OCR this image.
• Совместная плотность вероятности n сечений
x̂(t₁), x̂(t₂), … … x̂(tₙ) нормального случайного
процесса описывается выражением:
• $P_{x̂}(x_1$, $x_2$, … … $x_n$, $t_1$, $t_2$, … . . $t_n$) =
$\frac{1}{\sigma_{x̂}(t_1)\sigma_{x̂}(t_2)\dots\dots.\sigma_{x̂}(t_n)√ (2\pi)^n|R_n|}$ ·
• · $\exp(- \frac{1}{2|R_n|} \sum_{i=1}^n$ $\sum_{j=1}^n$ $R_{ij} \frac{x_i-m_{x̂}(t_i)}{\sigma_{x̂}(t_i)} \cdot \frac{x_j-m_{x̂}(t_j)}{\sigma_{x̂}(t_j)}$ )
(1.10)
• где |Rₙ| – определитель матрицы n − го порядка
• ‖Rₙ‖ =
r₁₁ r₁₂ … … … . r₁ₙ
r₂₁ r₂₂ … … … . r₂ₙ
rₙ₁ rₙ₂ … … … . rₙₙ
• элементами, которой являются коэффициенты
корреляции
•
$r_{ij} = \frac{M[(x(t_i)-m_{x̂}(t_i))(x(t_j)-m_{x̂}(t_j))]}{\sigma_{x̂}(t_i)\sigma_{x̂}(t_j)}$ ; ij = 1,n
------------------------
- _Problem statement_
Print the material above once more, exactly.

- _The response_
OCR this image.
• Совместная плотность вероятности n сечений
x̂(t₁), x̂(t₂), … … x̂(tₙ) нормального случайного
процесса описывается выражением:
• $P_{x̂}(x_1$, $x_2$, … … $x_n$, $t_1$, $t_2$, … . . $t_n$) =
$\frac{1}{\sigma_{x̂}(t_1)\sigma_{x̂}(t_2)\dots\dots.\sigma_{x̂}(t_n)√ (2\pi)^n|R_n|}$ ·
• · $\exp(- \frac{1}{2|R_n|} \sum_{i=1}^n$ $\sum_{j=1}^n$ $R_{ij} \frac{x_i-m_{x̂}(t_i)}{\sigma_{x̂}(t_i)} \cdot \frac{x_j-m_{x̂}(t_j)}{\sigma_{x̂}(t_j)}$ )
(1.10)
• где |Rₙ| – определитель матрицы n − го порядка
• ‖Rₙ‖ =
r₁₁ r₁₂ … … … . r₁ₙ
r₂₁ r₂₂ … … … . r₂ₙ
rₙ₁ rₙ₂ … … … . rₙₙ
• элементами, которой являются коэффициенты
корреляции
•
$r_{ij} = \frac{M[(x(t_i)-m_{x̂}(t_i))(x(t_j)-m_{x̂}(t_j))]}{\sigma_{x̂}(t_i)\sigma_{x̂}(t_j)}$ ; ij = 1,n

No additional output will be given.